Data provided:

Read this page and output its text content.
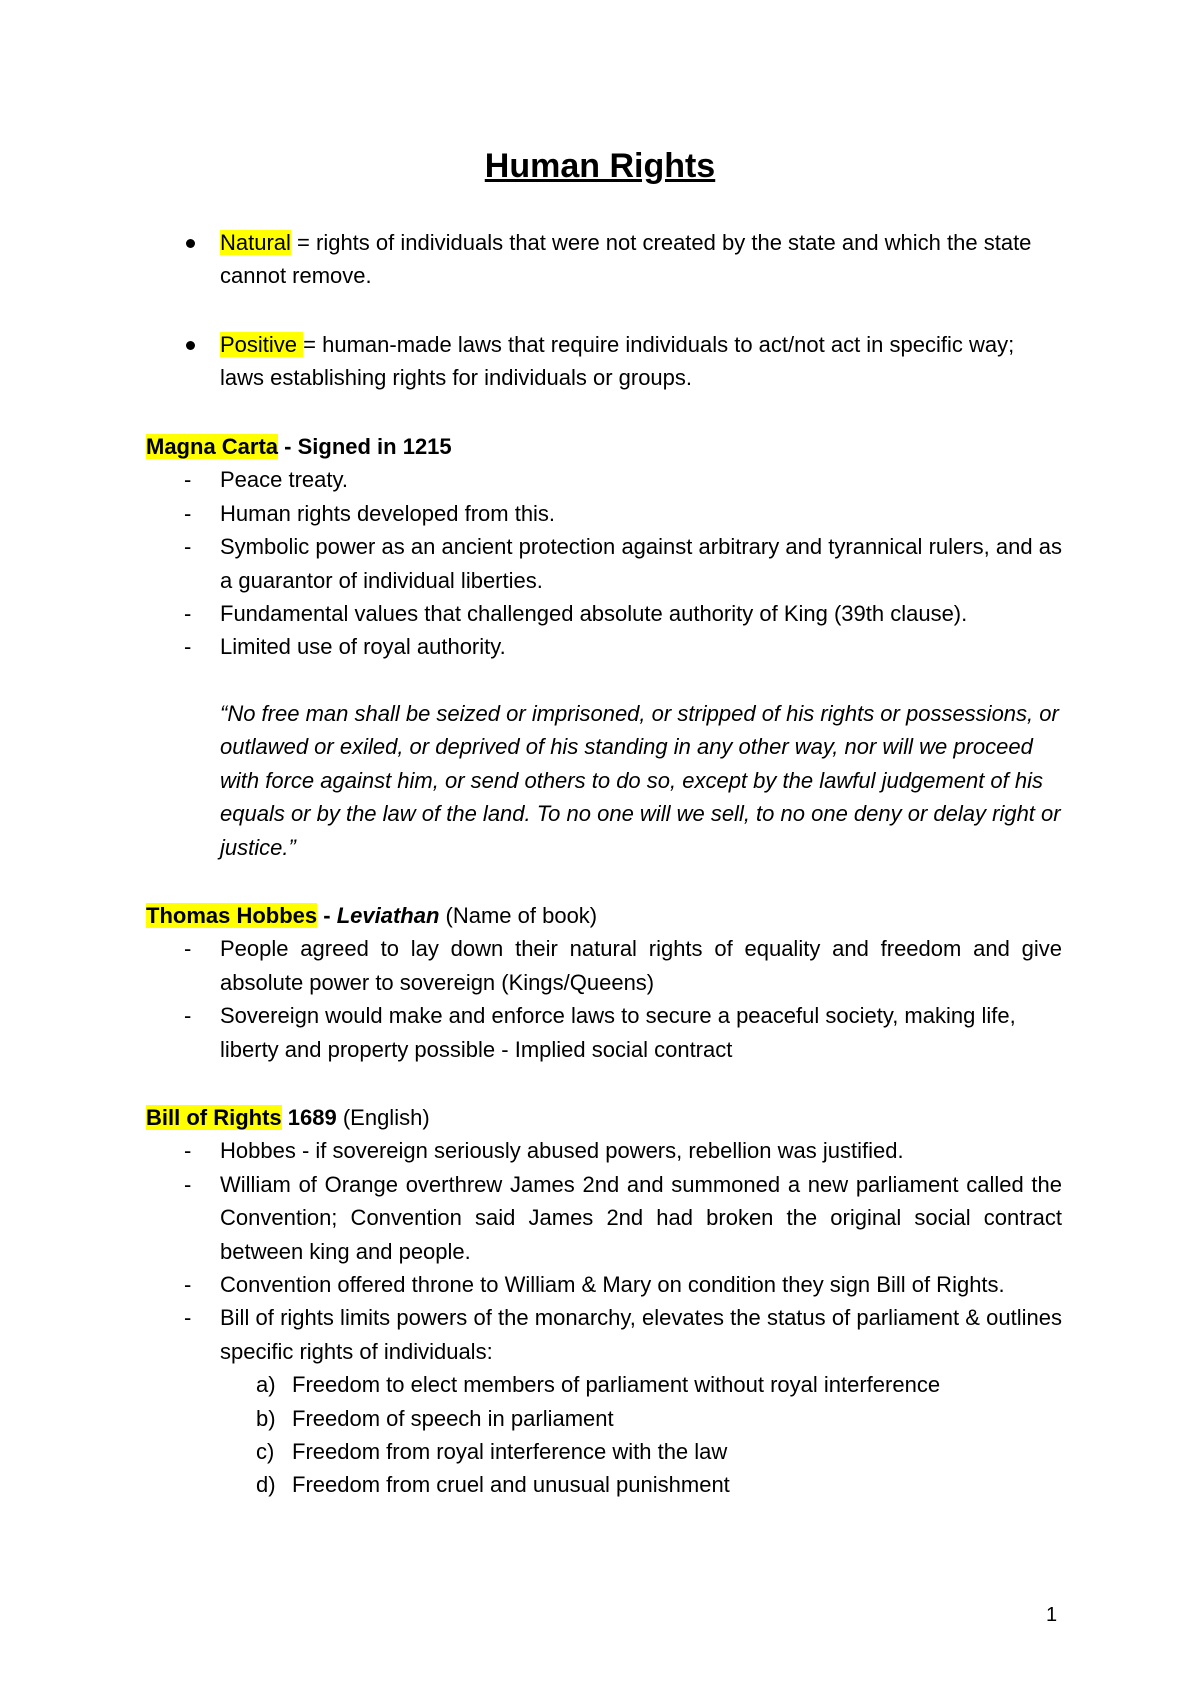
Human Rights
Natural = rights of individuals that were not created by the state and which the state cannot remove.
Positive = human-made laws that require individuals to act/not act in specific way; laws establishing rights for individuals or groups.
Magna Carta - Signed in 1215
- Peace treaty.
- Human rights developed from this.
- Symbolic power as an ancient protection against arbitrary and tyrannical rulers, and as a guarantor of individual liberties.
- Fundamental values that challenged absolute authority of King (39th clause).
- Limited use of royal authority.
“No free man shall be seized or imprisoned, or stripped of his rights or possessions, or outlawed or exiled, or deprived of his standing in any other way, nor will we proceed with force against him, or send others to do so, except by the lawful judgement of his equals or by the law of the land. To no one will we sell, to no one deny or delay right or justice.”
Thomas Hobbes - Leviathan (Name of book)
- People agreed to lay down their natural rights of equality and freedom and give absolute power to sovereign (Kings/Queens)
- Sovereign would make and enforce laws to secure a peaceful society, making life, liberty and property possible - Implied social contract
Bill of Rights 1689 (English)
- Hobbes - if sovereign seriously abused powers, rebellion was justified.
- William of Orange overthrew James 2nd and summoned a new parliament called the Convention; Convention said James 2nd had broken the original social contract between king and people.
- Convention offered throne to William & Mary on condition they sign Bill of Rights.
- Bill of rights limits powers of the monarchy, elevates the status of parliament & outlines specific rights of individuals:
a) Freedom to elect members of parliament without royal interference
b) Freedom of speech in parliament
c) Freedom from royal interference with the law
d) Freedom from cruel and unusual punishment
1
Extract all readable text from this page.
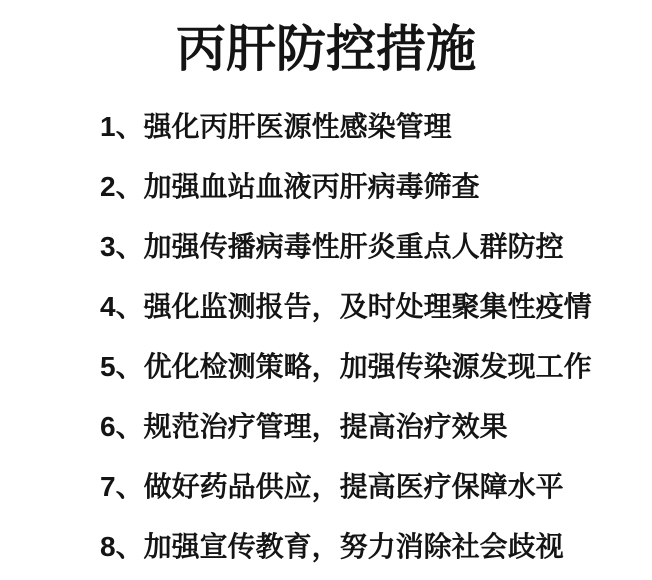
丙肝防控措施
1、 强化丙肝医源性感染管理
2、 加强血站血液丙肝病毒筛查
3、 加强传播病毒性肝炎重点人群防控
4、 强化监测报告，及时处理聚集性疫情
5、 优化检测策略，加强传染源发现工作
6、 规范治疗管理，提高治疗效果
7、 做好药品供应，提高医疗保障水平
8、 加强宣传教育，努力消除社会歧视
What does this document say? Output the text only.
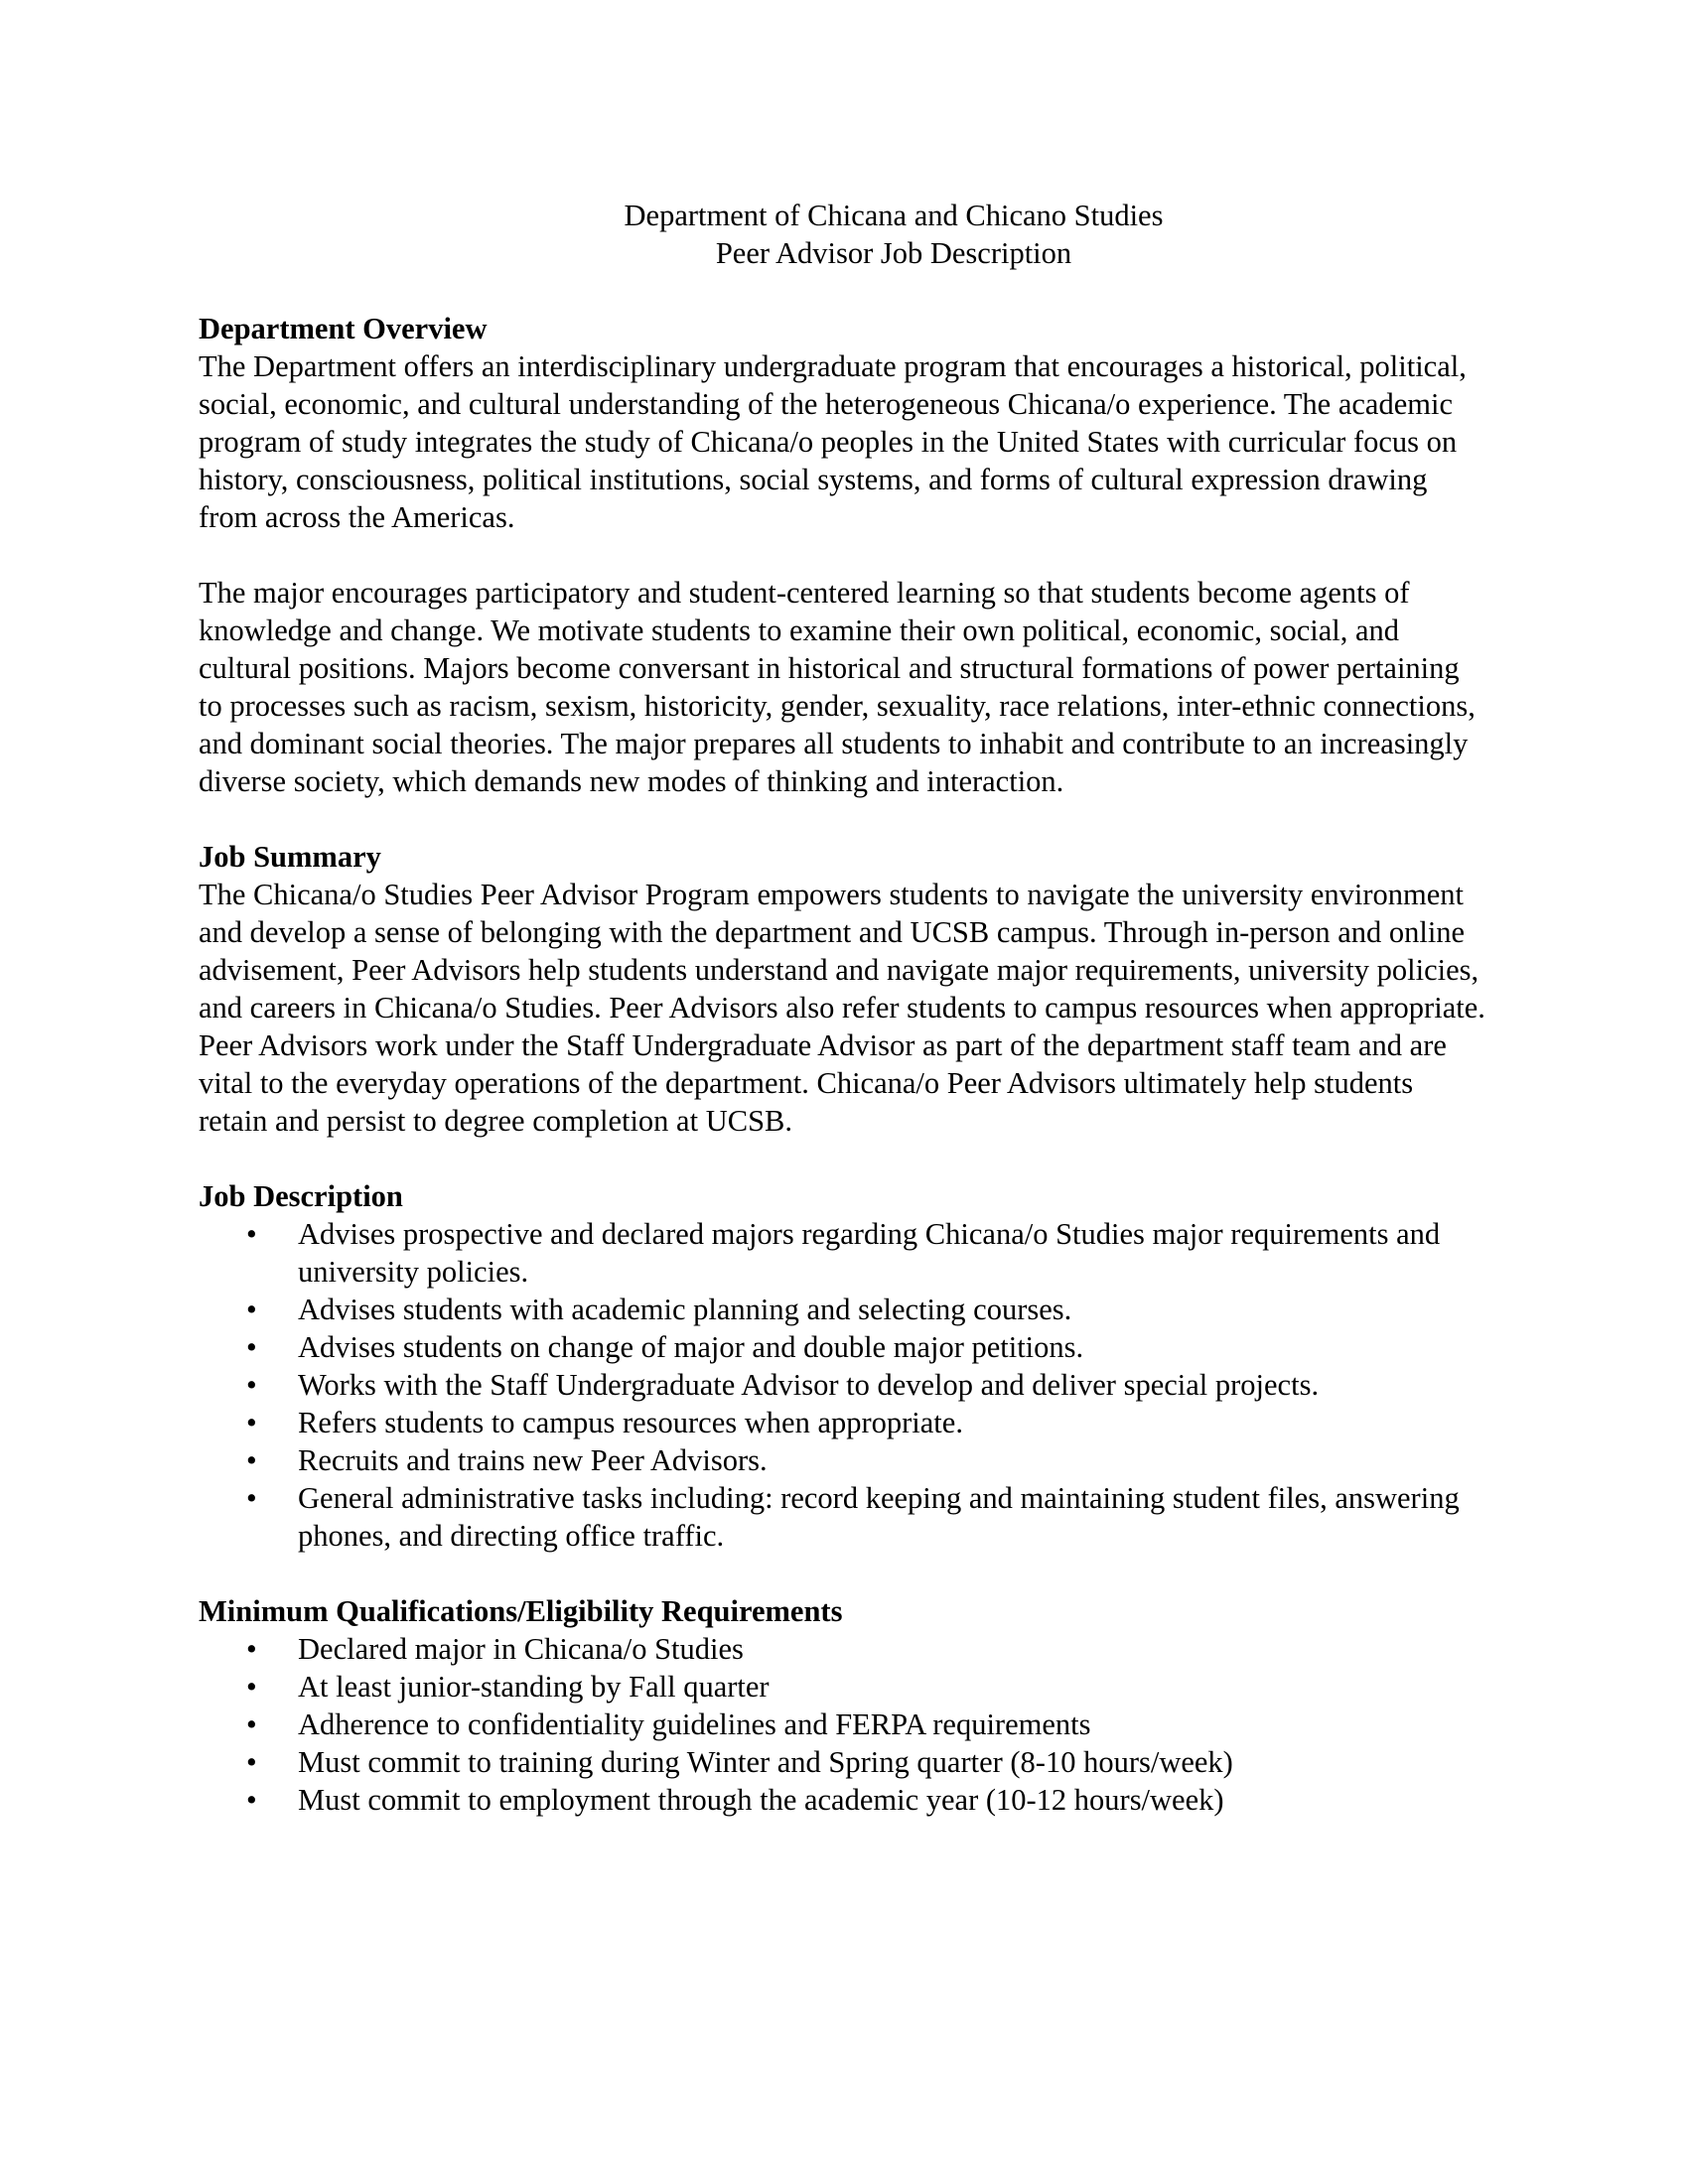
Department of Chicana and Chicano Studies
Peer Advisor Job Description
Department Overview

The Department offers an interdisciplinary undergraduate program that encourages a historical, political, social, economic, and cultural understanding of the heterogeneous Chicana/o experience. The academic program of study integrates the study of Chicana/o peoples in the United States with curricular focus on history, consciousness, political institutions, social systems, and forms of cultural expression drawing from across the Americas.

The major encourages participatory and student-centered learning so that students become agents of knowledge and change. We motivate students to examine their own political, economic, social, and cultural positions. Majors become conversant in historical and structural formations of power pertaining to processes such as racism, sexism, historicity, gender, sexuality, race relations, inter-ethnic connections, and dominant social theories. The major prepares all students to inhabit and contribute to an increasingly diverse society, which demands new modes of thinking and interaction.

Job Summary

The Chicana/o Studies Peer Advisor Program empowers students to navigate the university environment and develop a sense of belonging with the department and UCSB campus. Through in-person and online advisement, Peer Advisors help students understand and navigate major requirements, university policies, and careers in Chicana/o Studies. Peer Advisors also refer students to campus resources when appropriate. Peer Advisors work under the Staff Undergraduate Advisor as part of the department staff team and are vital to the everyday operations of the department. Chicana/o Peer Advisors ultimately help students retain and persist to degree completion at UCSB.

Job Description
• Advises prospective and declared majors regarding Chicana/o Studies major requirements and university policies.
• Advises students with academic planning and selecting courses.
• Advises students on change of major and double major petitions.
• Works with the Staff Undergraduate Advisor to develop and deliver special projects.
• Refers students to campus resources when appropriate.
• Recruits and trains new Peer Advisors.
• General administrative tasks including: record keeping and maintaining student files, answering phones, and directing office traffic.
Minimum Qualifications/Eligibility Requirements
• Declared major in Chicana/o Studies
• At least junior-standing by Fall quarter
• Adherence to confidentiality guidelines and FERPA requirements
• Must commit to training during Winter and Spring quarter (8-10 hours/week)
• Must commit to employment through the academic year (10-12 hours/week)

Do this: Leaving the pictures aside, transcribe the entire listing exactly.

Result of this task:
Read this page and output its text content.
Human Rights
Natural = rights of individuals that were not created by the state and which the state cannot remove.
Positive = human-made laws that require individuals to act/not act in specific way; laws establishing rights for individuals or groups.
Magna Carta - Signed in 1215
- Peace treaty.
- Human rights developed from this.
- Symbolic power as an ancient protection against arbitrary and tyrannical rulers, and as a guarantor of individual liberties.
- Fundamental values that challenged absolute authority of King (39th clause).
- Limited use of royal authority.
“No free man shall be seized or imprisoned, or stripped of his rights or possessions, or outlawed or exiled, or deprived of his standing in any other way, nor will we proceed with force against him, or send others to do so, except by the lawful judgement of his equals or by the law of the land. To no one will we sell, to no one deny or delay right or justice.”
Thomas Hobbes - Leviathan (Name of book)
- People agreed to lay down their natural rights of equality and freedom and give absolute power to sovereign (Kings/Queens)
- Sovereign would make and enforce laws to secure a peaceful society, making life, liberty and property possible - Implied social contract
Bill of Rights 1689 (English)
- Hobbes - if sovereign seriously abused powers, rebellion was justified.
- William of Orange overthrew James 2nd and summoned a new parliament called the Convention; Convention said James 2nd had broken the original social contract between king and people.
- Convention offered throne to William & Mary on condition they sign Bill of Rights.
- Bill of rights limits powers of the monarchy, elevates the status of parliament & outlines specific rights of individuals:
a) Freedom to elect members of parliament without royal interference
b) Freedom of speech in parliament
c) Freedom from royal interference with the law
d) Freedom from cruel and unusual punishment
1
Extract all readable text from this page.
丙肝防控措施
1、 强化丙肝医源性感染管理
2、 加强血站血液丙肝病毒筛查
3、 加强传播病毒性肝炎重点人群防控
4、 强化监测报告，及时处理聚集性疫情
5、 优化检测策略，加强传染源发现工作
6、 规范治疗管理，提高治疗效果
7、 做好药品供应，提高医疗保障水平
8、 加强宣传教育，努力消除社会歧视
What does this document say? Output the text only.
Department of Chicana and Chicano Studies
Peer Advisor Job Description
Department Overview

The Department offers an interdisciplinary undergraduate program that encourages a historical, political, social, economic, and cultural understanding of the heterogeneous Chicana/o experience. The academic program of study integrates the study of Chicana/o peoples in the United States with curricular focus on history, consciousness, political institutions, social systems, and forms of cultural expression drawing from across the Americas.

The major encourages participatory and student-centered learning so that students become agents of knowledge and change. We motivate students to examine their own political, economic, social, and cultural positions. Majors become conversant in historical and structural formations of power pertaining to processes such as racism, sexism, historicity, gender, sexuality, race relations, inter-ethnic connections, and dominant social theories. The major prepares all students to inhabit and contribute to an increasingly diverse society, which demands new modes of thinking and interaction.

Job Summary

The Chicana/o Studies Peer Advisor Program empowers students to navigate the university environment and develop a sense of belonging with the department and UCSB campus. Through in-person and online advisement, Peer Advisors help students understand and navigate major requirements, university policies, and careers in Chicana/o Studies. Peer Advisors also refer students to campus resources when appropriate. Peer Advisors work under the Staff Undergraduate Advisor as part of the department staff team and are vital to the everyday operations of the department. Chicana/o Peer Advisors ultimately help students retain and persist to degree completion at UCSB.

Job Description
• Advises prospective and declared majors regarding Chicana/o Studies major requirements and university policies.
• Advises students with academic planning and selecting courses.
• Advises students on change of major and double major petitions.
• Works with the Staff Undergraduate Advisor to develop and deliver special projects.
• Refers students to campus resources when appropriate.
• Recruits and trains new Peer Advisors.
• General administrative tasks including: record keeping and maintaining student files, answering phones, and directing office traffic.
Minimum Qualifications/Eligibility Requirements
• Declared major in Chicana/o Studies
• At least junior-standing by Fall quarter
• Adherence to confidentiality guidelines and FERPA requirements
• Must commit to training during Winter and Spring quarter (8-10 hours/week)
• Must commit to employment through the academic year (10-12 hours/week)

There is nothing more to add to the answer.